→ DIRECTIONS FOR THIS TASK:
Render the lines from the one containing "colorbar-above-label: Above normal" up to and including the one containing "colorbar-below-bin-3 [108,670,143,704]" as a JSON list of strings, one string per line. Leave out any blank lines.

→ THE DATA:
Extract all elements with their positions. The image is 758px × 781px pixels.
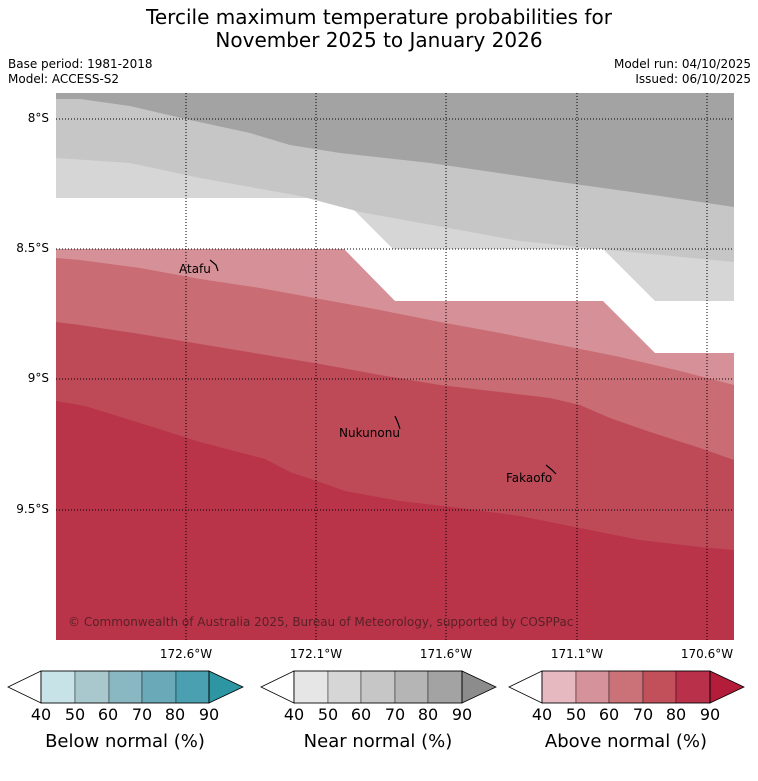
colorbar-above-label: Above normal (%) [544,731,708,752]
near-normal-60-area [56,93,734,207]
colorbar-above-bin-1 [541,670,577,704]
lon-label-170-6w: 170.6°W [680,647,734,661]
lat-label-8-5s: 8.5°S [16,241,49,255]
tick: 60 [350,705,372,724]
tick: 40 [531,705,553,724]
colorbar-near-bin-1 [293,670,329,704]
tick: 70 [632,705,654,724]
colorbar-above-bin-4 [642,670,677,704]
tick: 40 [30,705,52,724]
colorbar-above-bin-2 [575,670,610,704]
colorbar-below-extend-low [7,670,42,704]
model-run: Model run: 04/10/2025 [613,57,751,71]
colorbar-above-bin-5 [675,670,711,704]
colorbar-above-normal [508,670,745,704]
lat-label-9-5s: 9.5°S [16,502,49,516]
colorbar-below-extend-high [208,670,244,704]
tick: 60 [97,705,119,724]
tick: 80 [417,705,439,724]
place-atafu: Atafu [179,262,211,276]
base-period: Base period: 1981-2018 [8,57,153,71]
colorbar-near-bin-3 [360,670,396,704]
tick: 80 [665,705,687,724]
meta-right: Model run: 04/10/2025 Issued: 06/10/2025 [614,57,751,87]
tick: 70 [384,705,406,724]
coastlines [209,259,557,475]
lon-label-171-1w: 171.1°W [550,647,604,661]
colorbar-below-bin-5 [175,670,210,704]
tick: 90 [699,705,721,724]
colorbar-above-frame [541,670,711,704]
probability-shading: © Commonwealth of Australia 2025, Bureau… [56,93,734,640]
place-nukunonu: Nukunonu [339,426,400,440]
colorbar-near-extend-low [260,670,295,704]
title-line-1: Tercile maximum temperature probabilitie… [146,5,612,29]
title-line-2: November 2025 to January 2026 [215,28,543,52]
above-normal-80-area [56,401,734,640]
colorbar-above-bin-3 [608,670,644,704]
map-title: Tercile maximum temperature probabilitie… [0,6,758,52]
tick: 50 [317,705,339,724]
colorbar-below-frame [40,670,210,704]
tick: 70 [131,705,153,724]
colorbar-below-bin-4 [141,670,177,704]
meta-left: Base period: 1981-2018 Model: ACCESS-S2 [8,57,153,87]
lat-label-8s: 8°S [27,111,49,125]
lat-label-9s: 9°S [27,371,49,385]
issued-date: Issued: 06/10/2025 [635,72,751,86]
tick: 80 [164,705,186,724]
colorbar-above-extend-low [508,670,543,704]
tick: 50 [565,705,587,724]
colorbar-below-normal [7,670,244,704]
nukunonu-coast [394,415,401,430]
colorbar-near-extend-high [461,670,497,704]
colorbar-below-bin-2 [74,670,110,704]
colorbar-near-label: Near normal (%) [303,731,453,752]
colorbar-below-bin-1 [40,670,76,704]
colorbar-below-bin-3 [108,670,143,704]
lon-label-172-6w: 172.6°W [159,647,213,661]
colorbar-near-bin-2 [327,670,362,704]
colorbar-near-frame [293,670,463,704]
place-fakaofo: Fakaofo [506,471,553,485]
copyright-notice: © Commonwealth of Australia 2025, Bureau… [68,615,573,629]
lon-label-172-1w: 172.1°W [289,647,343,661]
lon-label-171-6w: 171.6°W [419,647,473,661]
colorbar-above-extend-high [709,670,745,704]
atafu-coast [209,259,219,272]
colorbar-near-normal [260,670,497,704]
fakaofo-coast [545,464,557,475]
colorbar-below-label: Below normal (%) [45,731,205,752]
model-name: Model: ACCESS-S2 [8,72,120,86]
tick: 50 [64,705,86,724]
graticule [56,93,734,640]
tick: 90 [198,705,220,724]
tick: 40 [283,705,305,724]
colorbar-near-bin-4 [394,670,429,704]
tick: 60 [598,705,620,724]
colorbar-near-bin-5 [427,670,463,704]
tick: 90 [451,705,473,724]
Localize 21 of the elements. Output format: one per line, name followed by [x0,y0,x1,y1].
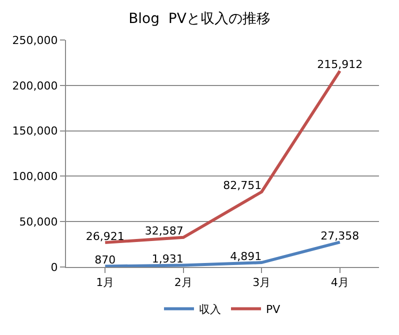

→ THE REPLY:
[
  "colorbar-above-label: Above normal (%) [544,731,708,752]",
  "near-normal-60-area [56,93,734,207]",
  "colorbar-above-bin-1 [541,670,577,704]",
  "lon-label-170-6w: 170.6°W [680,647,734,661]",
  "lat-label-8-5s: 8.5°S [16,241,49,255]",
  "tick: 60 [350,705,372,724]",
  "tick: 40 [531,705,553,724]",
  "colorbar-near-bin-1 [293,670,329,704]",
  "tick: 70 [632,705,654,724]",
  "colorbar-above-bin-4 [642,670,677,704]",
  "tick: 40 [30,705,52,724]",
  "colorbar-above-bin-2 [575,670,610,704]",
  "colorbar-below-extend-low [7,670,42,704]",
  "model-run: Model run: 04/10/2025 [613,57,751,71]",
  "colorbar-above-bin-5 [675,670,711,704]",
  "colorbar-above-normal [508,670,745,704]",
  "lat-label-9-5s: 9.5°S [16,502,49,516]",
  "colorbar-below-extend-high [208,670,244,704]",
  "tick: 60 [97,705,119,724]",
  "tick: 80 [417,705,439,724]",
  "place-atafu: Atafu [179,262,211,276]",
  "base-period: Base period: 1981-2018 [8,57,153,71]",
  "colorbar-near-bin-3 [360,670,396,704]",
  "tick: 80 [665,705,687,724]",
  "meta-right: Model run: 04/10/2025 Issued: 06/10/2025 [614,57,751,87]",
  "tick: 70 [384,705,406,724]",
  "coastlines [209,259,557,475]",
  "lon-label-171-1w: 171.1°W [550,647,604,661]",
  "colorbar-below-bin-5 [175,670,210,704]",
  "tick: 90 [699,705,721,724]",
  "colorbar-above-frame [541,670,711,704]",
  "probability-shading: © Commonwealth of Australia 2025, Bureau… [56,93,734,640]",
  "place-nukunonu: Nukunonu [339,426,400,440]",
  "colorbar-near-extend-low [260,670,295,704]",
  "title-line-1: Tercile maximum temperature probabilitie… [146,5,612,29]",
  "title-line-2: November 2025 to January 2026 [215,28,543,52]",
  "above-normal-80-area [56,401,734,640]",
  "colorbar-above-bin-3 [608,670,644,704]",
  "map-title: Tercile maximum temperature probabilitie… [0,6,758,52]",
  "tick: 50 [317,705,339,724]",
  "colorbar-below-frame [40,670,210,704]",
  "tick: 70 [131,705,153,724]",
  "colorbar-below-bin-4 [141,670,177,704]",
  "meta-left: Base period: 1981-2018 Model: ACCESS-S2 [8,57,153,87]",
  "lat-label-8s: 8°S [27,111,49,125]",
  "lat-label-9s: 9°S [27,371,49,385]",
  "issued-date: Issued: 06/10/2025 [635,72,751,86]",
  "tick: 80 [164,705,186,724]",
  "colorbar-above-extend-low [508,670,543,704]",
  "tick: 50 [565,705,587,724]",
  "colorbar-below-normal [7,670,244,704]",
  "nukunonu-coast [394,415,401,430]",
  "colorbar-near-extend-high [461,670,497,704]",
  "colorbar-below-bin-2 [74,670,110,704]",
  "colorbar-near-label: Near normal (%) [303,731,453,752]",
  "colorbar-below-bin-1 [40,670,76,704]",
  "colorbar-below-bin-3 [108,670,143,704]"
]